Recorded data

==*==

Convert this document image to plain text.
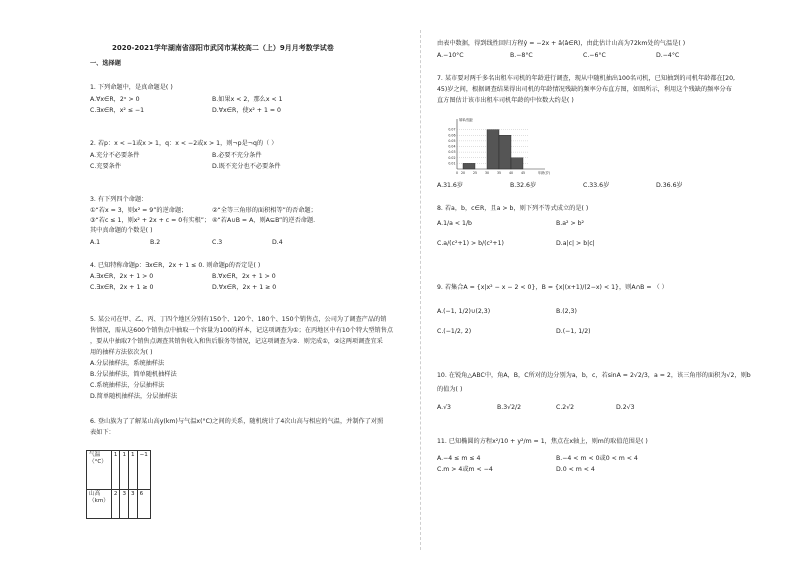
2020-2021学年湖南省邵阳市武冈市某校高二（上）9月月考数学试卷
一、选择题
1. 下列命题中，是真命题是( )
A.∀x∈R，2ˣ > 0	B.如果x < 2，那么x < 1
C.∃x∈R，x² ≤ −1	D.∀x∈R，使x² + 1 = 0
2. 若p：x < −1或x > 1，q：x < −2或x > 1，则¬p是¬q的（ ）
A.充分不必要条件	B.必要不充分条件
C.充要条件	D.既不充分也不必要条件
3. 有下列四个命题：
①“若x = 3，则x² = 9”的逆命题；	②“全等三角形的面积相等”的否命题；
③“若c ≤ 1，则x² + 2x + c = 0有实根”； ④“若A∪B = A，则A⊆B”的逆否命题.
其中真命题的个数是( )
A.1	B.2	C.3	D.4
4. 已知特称命题p：∃x∈R，2x + 1 ≤ 0. 则命题p的否定是( )
A.∃x∈R，2x + 1 > 0	B.∀x∈R，2x + 1 > 0
C.∃x∈R，2x + 1 ≥ 0	D.∀x∈R，2x + 1 ≥ 0
5. 某公司在甲、乙、丙、丁四个地区分别有150个、120个、180个、150个销售点，公司为了调查产品的销
售情况，需从这600个销售点中抽取一个容量为100的样本，记这项调查为①；在丙地区中有10个特大型销售点
，要从中抽取7个销售点调查其销售收入和售后服务等情况，记这项调查为②．则完成①，②这两项调查宜采
用的抽样方法依次为( )
A.分层抽样法，系统抽样法
B.分层抽样法，简单随机抽样法
C.系统抽样法，分层抽样法
D.简单随机抽样法，分层抽样法
6. 登山族为了了解某山高y(km)与气温x(°C)之间的关系，随机统计了4次山高与相应的气温，并制作了对照
表如下：
气温（°C）	1	1	1	−1
山高（km）	2	3	3	6
由表中数据，得到线性回归方程ŷ = −2x + â(â∈R)，由此估计山高为72km处的气温是( )
A.−10°C	B.−8°C	C.−6°C	D.−4°C
7. 某市要对两千多名出租车司机的年龄进行调查，现从中随机抽出100名司机，已知抽到的司机年龄都在[20,
45)岁之间，根据调查结果得出司机的年龄情况残缺的频率分布直方图，如图所示，利用这个残缺的频率分布
直方图估计该市出租车司机年龄的中位数大约是( )
频率/组距
0.07
0.06
0.05
0.04
0.03
0.02
0.01
0 20 25 30 35 40 45	年龄(岁)
A.31.6岁	B.32.6岁	C.33.6岁	D.36.6岁
8. 若a，b，c∈R，且a > b，则下列不等式成立的是( )
A.1/a < 1/b	B.a² > b²
C.a/(c²+1) > b/(c²+1)	D.a|c| > b|c|
9. 若集合A = {x|x² − x − 2 < 0}，B = {x|(x+1)/(2−x) < 1}，则A∩B = （ ）
A.(−1, 1/2)∪(2,3)	B.(2,3)
C.(−1/2, 2)	D.(−1, 1/2)
10. 在锐角△ABC中，角A，B，C所对的边分别为a，b，c，若sinA = 2√2/3，a = 2，该三角形的面积为√2，则b
的值为( )
A.√3	B.3√2/2	C.2√2	D.2√3
11. 已知椭圆的方程x²/10 + y²/m = 1，焦点在x轴上，则m的取值范围是( )
A.−4 ≤ m ≤ 4	B.−4 < m < 0或0 < m < 4
C.m > 4或m < −4	D.0 < m < 4
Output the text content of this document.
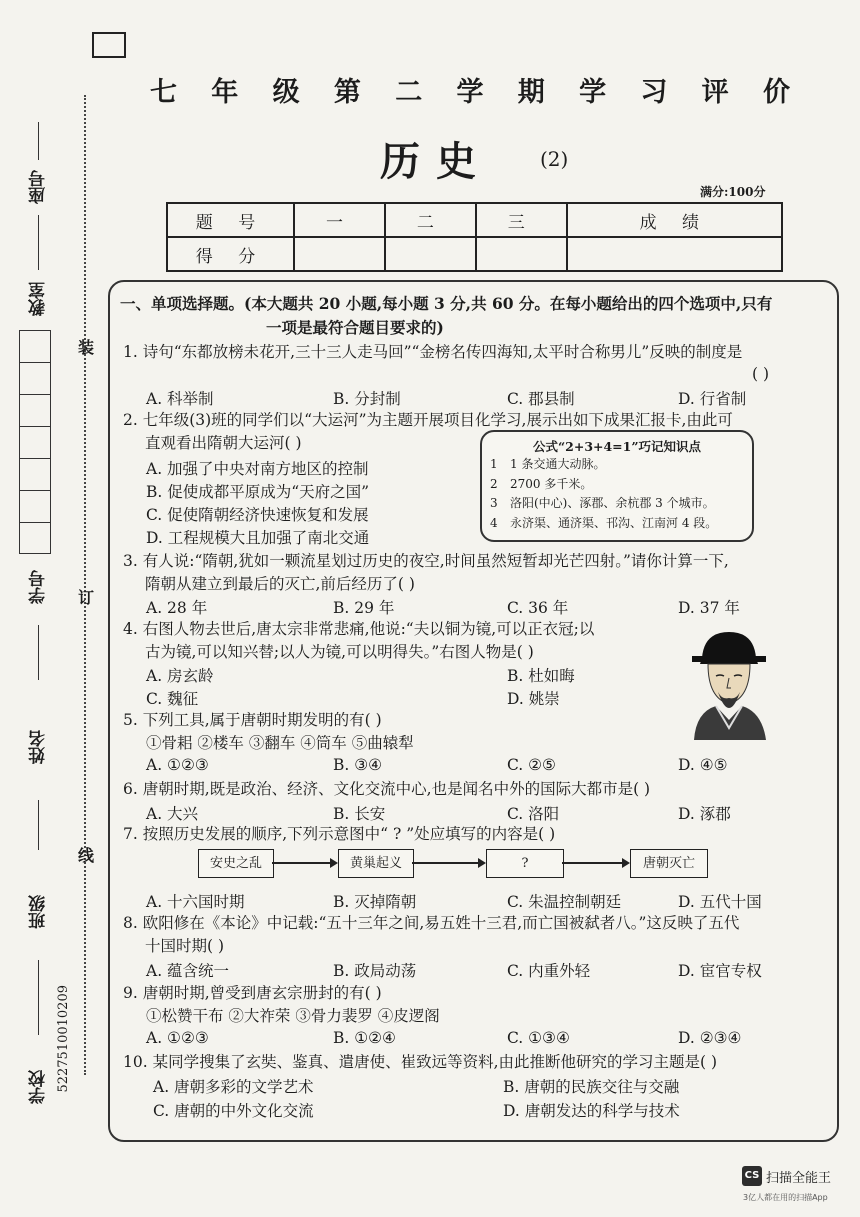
装
订
线
座号
教室
学号
姓名
班级
5227510010209
学校
七 年 级 第 二 学 期 学 习 评 价
历史 (2)
满分:100分
题 号	一	二	三	成 绩
得 分				
一、单项选择题。(本大题共 20 小题,每小题 3 分,共 60 分。在每小题给出的四个选项中,只有
一项是最符合题目要求的)
1. 诗句“东都放榜未花开,三十三人走马回”“金榜名传四海知,太平时合称男儿”反映的制度是
( )
A. 科举制	B. 分封制	C. 郡县制	D. 行省制
2. 七年级(3)班的同学们以“大运河”为主题开展项目化学习,展示出如下成果汇报卡,由此可
直观看出隋朝大运河( )
A. 加强了中央对南方地区的控制
B. 促使成都平原成为“天府之国”
C. 促使隋朝经济快速恢复和发展
D. 工程规模大且加强了南北交通
公式“2+3+4=1”巧记知识点
1 1 条交通大动脉。
2 2700 多千米。
3 洛阳(中心)、涿郡、余杭郡 3 个城市。
4 永济渠、通济渠、邗沟、江南河 4 段。
3. 有人说:“隋朝,犹如一颗流星划过历史的夜空,时间虽然短暂却光芒四射。”请你计算一下,
隋朝从建立到最后的灭亡,前后经历了( )
A. 28 年	B. 29 年	C. 36 年	D. 37 年
4. 右图人物去世后,唐太宗非常悲痛,他说:“夫以铜为镜,可以正衣冠;以
古为镜,可以知兴替;以人为镜,可以明得失。”右图人物是( )
A. 房玄龄	B. 杜如晦
C. 魏征	D. 姚崇
5. 下列工具,属于唐朝时期发明的有( )
①骨耜 ②楼车 ③翻车 ④筒车 ⑤曲辕犁
A. ①②③	B. ③④	C. ②⑤	D. ④⑤
6. 唐朝时期,既是政治、经济、文化交流中心,也是闻名中外的国际大都市是( )
A. 大兴	B. 长安	C. 洛阳	D. 涿郡
7. 按照历史发展的顺序,下列示意图中“ ? ”处应填写的内容是( )
安史之乱	黄巢起义	?	唐朝灭亡
A. 十六国时期	B. 灭掉隋朝	C. 朱温控制朝廷	D. 五代十国
8. 欧阳修在《本论》中记载:“五十三年之间,易五姓十三君,而亡国被弑者八。”这反映了五代
十国时期( )
A. 蕴含统一	B. 政局动荡	C. 内重外轻	D. 宦官专权
9. 唐朝时期,曾受到唐玄宗册封的有( )
①松赞干布 ②大祚荣 ③骨力裴罗 ④皮逻阁
A. ①②③	B. ①②④	C. ①③④	D. ②③④
10. 某同学搜集了玄奘、鉴真、遣唐使、崔致远等资料,由此推断他研究的学习主题是( )
A. 唐朝多彩的文学艺术	B. 唐朝的民族交往与交融
C. 唐朝的中外文化交流	D. 唐朝发达的科学与技术
CS 扫描全能王
3亿人都在用的扫描App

==*==

Task brief:
Quote exactly the lines from the one that contains "Output the text content of this document." through the end of the listing above, both ends included, leaving out the pictures.

Answer for this exercise:
Output the text content of this document.
装
订
线
座号
教室
学号
姓名
班级
5227510010209
学校
七 年 级 第 二 学 期 学 习 评 价
历史 (2)
满分:100分
题 号	一	二	三	成 绩
得 分				
一、单项选择题。(本大题共 20 小题,每小题 3 分,共 60 分。在每小题给出的四个选项中,只有
一项是最符合题目要求的)
1. 诗句“东都放榜未花开,三十三人走马回”“金榜名传四海知,太平时合称男儿”反映的制度是
( )
A. 科举制	B. 分封制	C. 郡县制	D. 行省制
2. 七年级(3)班的同学们以“大运河”为主题开展项目化学习,展示出如下成果汇报卡,由此可
直观看出隋朝大运河( )
A. 加强了中央对南方地区的控制
B. 促使成都平原成为“天府之国”
C. 促使隋朝经济快速恢复和发展
D. 工程规模大且加强了南北交通
公式“2+3+4=1”巧记知识点
1 1 条交通大动脉。
2 2700 多千米。
3 洛阳(中心)、涿郡、余杭郡 3 个城市。
4 永济渠、通济渠、邗沟、江南河 4 段。
3. 有人说:“隋朝,犹如一颗流星划过历史的夜空,时间虽然短暂却光芒四射。”请你计算一下,
隋朝从建立到最后的灭亡,前后经历了( )
A. 28 年	B. 29 年	C. 36 年	D. 37 年
4. 右图人物去世后,唐太宗非常悲痛,他说:“夫以铜为镜,可以正衣冠;以
古为镜,可以知兴替;以人为镜,可以明得失。”右图人物是( )
A. 房玄龄	B. 杜如晦
C. 魏征	D. 姚崇
5. 下列工具,属于唐朝时期发明的有( )
①骨耜 ②楼车 ③翻车 ④筒车 ⑤曲辕犁
A. ①②③	B. ③④	C. ②⑤	D. ④⑤
6. 唐朝时期,既是政治、经济、文化交流中心,也是闻名中外的国际大都市是( )
A. 大兴	B. 长安	C. 洛阳	D. 涿郡
7. 按照历史发展的顺序,下列示意图中“ ? ”处应填写的内容是( )
安史之乱	黄巢起义	?	唐朝灭亡
A. 十六国时期	B. 灭掉隋朝	C. 朱温控制朝廷	D. 五代十国
8. 欧阳修在《本论》中记载:“五十三年之间,易五姓十三君,而亡国被弑者八。”这反映了五代
十国时期( )
A. 蕴含统一	B. 政局动荡	C. 内重外轻	D. 宦官专权
9. 唐朝时期,曾受到唐玄宗册封的有( )
①松赞干布 ②大祚荣 ③骨力裴罗 ④皮逻阁
A. ①②③	B. ①②④	C. ①③④	D. ②③④
10. 某同学搜集了玄奘、鉴真、遣唐使、崔致远等资料,由此推断他研究的学习主题是( )
A. 唐朝多彩的文学艺术	B. 唐朝的民族交往与交融
C. 唐朝的中外文化交流	D. 唐朝发达的科学与技术
CS 扫描全能王
3亿人都在用的扫描App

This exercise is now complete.